— What you are asked to do —
Pick out each line of the records that includes the string "전세가율", and copy it.

#### Data section ####

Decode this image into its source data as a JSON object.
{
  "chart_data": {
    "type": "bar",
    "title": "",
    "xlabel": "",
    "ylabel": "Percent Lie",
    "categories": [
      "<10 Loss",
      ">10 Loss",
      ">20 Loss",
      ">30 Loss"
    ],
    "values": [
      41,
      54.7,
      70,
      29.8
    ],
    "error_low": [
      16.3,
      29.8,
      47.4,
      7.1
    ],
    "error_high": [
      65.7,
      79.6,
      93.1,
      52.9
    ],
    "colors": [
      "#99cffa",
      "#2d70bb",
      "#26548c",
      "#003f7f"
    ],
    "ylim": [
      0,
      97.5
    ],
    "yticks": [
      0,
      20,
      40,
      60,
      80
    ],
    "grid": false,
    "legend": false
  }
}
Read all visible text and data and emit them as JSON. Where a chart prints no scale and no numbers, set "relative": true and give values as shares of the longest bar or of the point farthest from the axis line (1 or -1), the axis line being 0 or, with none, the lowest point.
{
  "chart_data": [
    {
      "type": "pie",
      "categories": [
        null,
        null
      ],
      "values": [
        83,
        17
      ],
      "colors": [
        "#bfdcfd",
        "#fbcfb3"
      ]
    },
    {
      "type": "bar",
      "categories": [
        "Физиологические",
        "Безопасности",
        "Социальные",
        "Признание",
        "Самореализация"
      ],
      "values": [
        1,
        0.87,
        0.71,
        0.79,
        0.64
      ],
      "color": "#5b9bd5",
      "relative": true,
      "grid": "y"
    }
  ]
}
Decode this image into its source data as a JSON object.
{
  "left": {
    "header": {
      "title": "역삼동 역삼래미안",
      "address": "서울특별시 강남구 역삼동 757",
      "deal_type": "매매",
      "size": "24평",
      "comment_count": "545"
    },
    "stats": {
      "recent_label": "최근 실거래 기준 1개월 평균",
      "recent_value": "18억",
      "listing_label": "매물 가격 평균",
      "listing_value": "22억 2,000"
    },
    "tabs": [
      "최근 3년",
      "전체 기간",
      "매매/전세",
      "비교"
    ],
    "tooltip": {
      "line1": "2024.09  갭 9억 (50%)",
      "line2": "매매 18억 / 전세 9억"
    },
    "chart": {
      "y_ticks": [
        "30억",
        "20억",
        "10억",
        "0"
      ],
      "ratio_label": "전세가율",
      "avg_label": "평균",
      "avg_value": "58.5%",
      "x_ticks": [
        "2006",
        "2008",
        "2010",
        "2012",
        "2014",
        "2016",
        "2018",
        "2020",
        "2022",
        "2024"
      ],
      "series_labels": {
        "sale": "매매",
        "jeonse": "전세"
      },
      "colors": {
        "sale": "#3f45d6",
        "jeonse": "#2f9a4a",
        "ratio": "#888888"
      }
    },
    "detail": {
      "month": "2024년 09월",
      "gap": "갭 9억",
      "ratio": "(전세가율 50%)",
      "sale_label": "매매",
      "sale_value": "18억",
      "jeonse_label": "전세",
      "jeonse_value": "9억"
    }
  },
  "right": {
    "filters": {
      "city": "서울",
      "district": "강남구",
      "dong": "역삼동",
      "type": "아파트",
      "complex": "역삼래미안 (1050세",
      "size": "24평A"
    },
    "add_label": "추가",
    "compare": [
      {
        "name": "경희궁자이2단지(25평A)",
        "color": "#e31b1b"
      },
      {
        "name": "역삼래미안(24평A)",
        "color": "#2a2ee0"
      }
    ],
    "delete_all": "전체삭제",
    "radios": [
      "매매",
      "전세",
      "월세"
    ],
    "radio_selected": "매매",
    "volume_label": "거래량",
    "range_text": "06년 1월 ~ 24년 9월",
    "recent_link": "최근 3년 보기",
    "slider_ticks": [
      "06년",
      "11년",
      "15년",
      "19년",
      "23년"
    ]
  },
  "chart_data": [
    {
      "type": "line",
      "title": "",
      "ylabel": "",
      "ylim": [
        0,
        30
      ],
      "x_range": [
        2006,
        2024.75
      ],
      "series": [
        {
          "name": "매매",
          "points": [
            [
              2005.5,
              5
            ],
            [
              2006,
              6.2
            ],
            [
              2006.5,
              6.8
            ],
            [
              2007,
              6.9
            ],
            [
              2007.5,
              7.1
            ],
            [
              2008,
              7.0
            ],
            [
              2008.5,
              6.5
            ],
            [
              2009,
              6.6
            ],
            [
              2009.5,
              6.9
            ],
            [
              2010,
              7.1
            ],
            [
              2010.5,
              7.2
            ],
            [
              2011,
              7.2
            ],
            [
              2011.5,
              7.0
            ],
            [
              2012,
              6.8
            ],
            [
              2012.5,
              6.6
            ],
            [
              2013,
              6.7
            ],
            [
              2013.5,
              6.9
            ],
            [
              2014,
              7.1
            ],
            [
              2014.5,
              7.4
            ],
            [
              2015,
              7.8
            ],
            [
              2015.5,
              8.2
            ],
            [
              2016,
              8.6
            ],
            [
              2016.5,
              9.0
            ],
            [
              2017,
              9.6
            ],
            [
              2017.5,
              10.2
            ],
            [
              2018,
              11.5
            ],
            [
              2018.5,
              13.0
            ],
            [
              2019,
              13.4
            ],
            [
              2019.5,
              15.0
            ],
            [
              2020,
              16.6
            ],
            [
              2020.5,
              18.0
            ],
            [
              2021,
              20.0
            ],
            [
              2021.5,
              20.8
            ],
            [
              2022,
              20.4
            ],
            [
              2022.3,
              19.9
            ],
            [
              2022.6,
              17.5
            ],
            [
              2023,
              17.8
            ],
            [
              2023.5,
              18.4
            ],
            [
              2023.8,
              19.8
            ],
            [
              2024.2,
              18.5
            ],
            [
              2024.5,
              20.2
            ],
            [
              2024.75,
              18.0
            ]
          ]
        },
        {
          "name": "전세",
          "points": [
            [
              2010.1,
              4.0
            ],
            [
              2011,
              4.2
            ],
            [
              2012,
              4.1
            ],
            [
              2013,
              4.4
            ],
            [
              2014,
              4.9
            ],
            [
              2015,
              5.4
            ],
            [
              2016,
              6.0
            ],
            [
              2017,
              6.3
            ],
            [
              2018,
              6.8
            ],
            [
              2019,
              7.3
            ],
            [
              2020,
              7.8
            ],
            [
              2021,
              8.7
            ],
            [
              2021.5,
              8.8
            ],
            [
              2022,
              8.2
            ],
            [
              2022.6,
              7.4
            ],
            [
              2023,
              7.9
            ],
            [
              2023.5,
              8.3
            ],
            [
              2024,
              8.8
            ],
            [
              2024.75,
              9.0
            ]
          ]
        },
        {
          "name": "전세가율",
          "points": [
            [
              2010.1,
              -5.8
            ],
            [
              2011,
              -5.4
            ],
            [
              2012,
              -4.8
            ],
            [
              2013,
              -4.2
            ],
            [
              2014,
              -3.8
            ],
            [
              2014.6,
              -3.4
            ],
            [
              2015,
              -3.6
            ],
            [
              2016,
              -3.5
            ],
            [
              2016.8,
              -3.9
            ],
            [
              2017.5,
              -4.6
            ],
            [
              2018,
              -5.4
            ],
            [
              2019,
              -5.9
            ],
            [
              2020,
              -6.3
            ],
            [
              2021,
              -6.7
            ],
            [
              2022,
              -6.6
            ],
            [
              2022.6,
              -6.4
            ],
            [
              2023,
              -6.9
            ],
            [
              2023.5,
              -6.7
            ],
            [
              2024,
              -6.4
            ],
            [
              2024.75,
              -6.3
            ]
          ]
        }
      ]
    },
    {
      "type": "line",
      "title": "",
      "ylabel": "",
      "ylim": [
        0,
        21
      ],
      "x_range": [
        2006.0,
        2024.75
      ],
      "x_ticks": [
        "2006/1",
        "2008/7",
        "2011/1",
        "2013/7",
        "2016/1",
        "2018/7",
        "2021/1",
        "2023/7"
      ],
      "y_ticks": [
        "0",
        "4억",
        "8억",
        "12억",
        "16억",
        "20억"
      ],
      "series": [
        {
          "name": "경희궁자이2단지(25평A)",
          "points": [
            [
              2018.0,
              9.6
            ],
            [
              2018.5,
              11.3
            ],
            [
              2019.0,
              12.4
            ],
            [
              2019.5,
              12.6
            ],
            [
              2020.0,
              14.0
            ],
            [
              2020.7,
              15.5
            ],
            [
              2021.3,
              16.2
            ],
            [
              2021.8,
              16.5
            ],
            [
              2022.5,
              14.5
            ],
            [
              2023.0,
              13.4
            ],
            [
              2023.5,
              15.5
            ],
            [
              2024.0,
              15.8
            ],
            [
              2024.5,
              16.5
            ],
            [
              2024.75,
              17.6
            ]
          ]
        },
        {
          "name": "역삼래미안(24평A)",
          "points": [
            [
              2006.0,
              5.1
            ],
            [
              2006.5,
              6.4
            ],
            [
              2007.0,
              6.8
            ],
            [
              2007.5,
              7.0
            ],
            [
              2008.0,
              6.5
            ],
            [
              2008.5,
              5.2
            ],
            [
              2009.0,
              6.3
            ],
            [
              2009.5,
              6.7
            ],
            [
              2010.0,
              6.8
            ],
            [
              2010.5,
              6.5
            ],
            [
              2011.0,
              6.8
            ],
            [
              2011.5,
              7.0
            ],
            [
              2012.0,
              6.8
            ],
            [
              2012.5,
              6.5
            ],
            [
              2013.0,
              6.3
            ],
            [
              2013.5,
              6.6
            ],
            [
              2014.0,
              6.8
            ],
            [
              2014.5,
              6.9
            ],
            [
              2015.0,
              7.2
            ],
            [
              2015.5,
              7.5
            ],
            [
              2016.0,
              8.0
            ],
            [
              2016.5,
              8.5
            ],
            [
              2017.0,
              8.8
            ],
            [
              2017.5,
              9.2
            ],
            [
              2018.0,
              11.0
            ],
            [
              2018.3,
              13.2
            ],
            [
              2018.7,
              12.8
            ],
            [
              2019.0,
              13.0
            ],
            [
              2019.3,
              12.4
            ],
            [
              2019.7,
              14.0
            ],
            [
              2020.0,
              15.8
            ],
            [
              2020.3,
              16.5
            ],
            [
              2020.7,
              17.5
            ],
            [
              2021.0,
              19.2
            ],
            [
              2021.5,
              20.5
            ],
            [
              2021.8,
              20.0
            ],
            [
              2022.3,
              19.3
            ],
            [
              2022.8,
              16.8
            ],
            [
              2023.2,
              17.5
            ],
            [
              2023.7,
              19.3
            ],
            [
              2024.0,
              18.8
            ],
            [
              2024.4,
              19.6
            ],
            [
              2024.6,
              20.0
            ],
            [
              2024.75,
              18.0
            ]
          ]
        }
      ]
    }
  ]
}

####

— Task solution —
      "ratio_label": "전세가율",
      "ratio": "(전세가율 50%)",
          "name": "전세가율",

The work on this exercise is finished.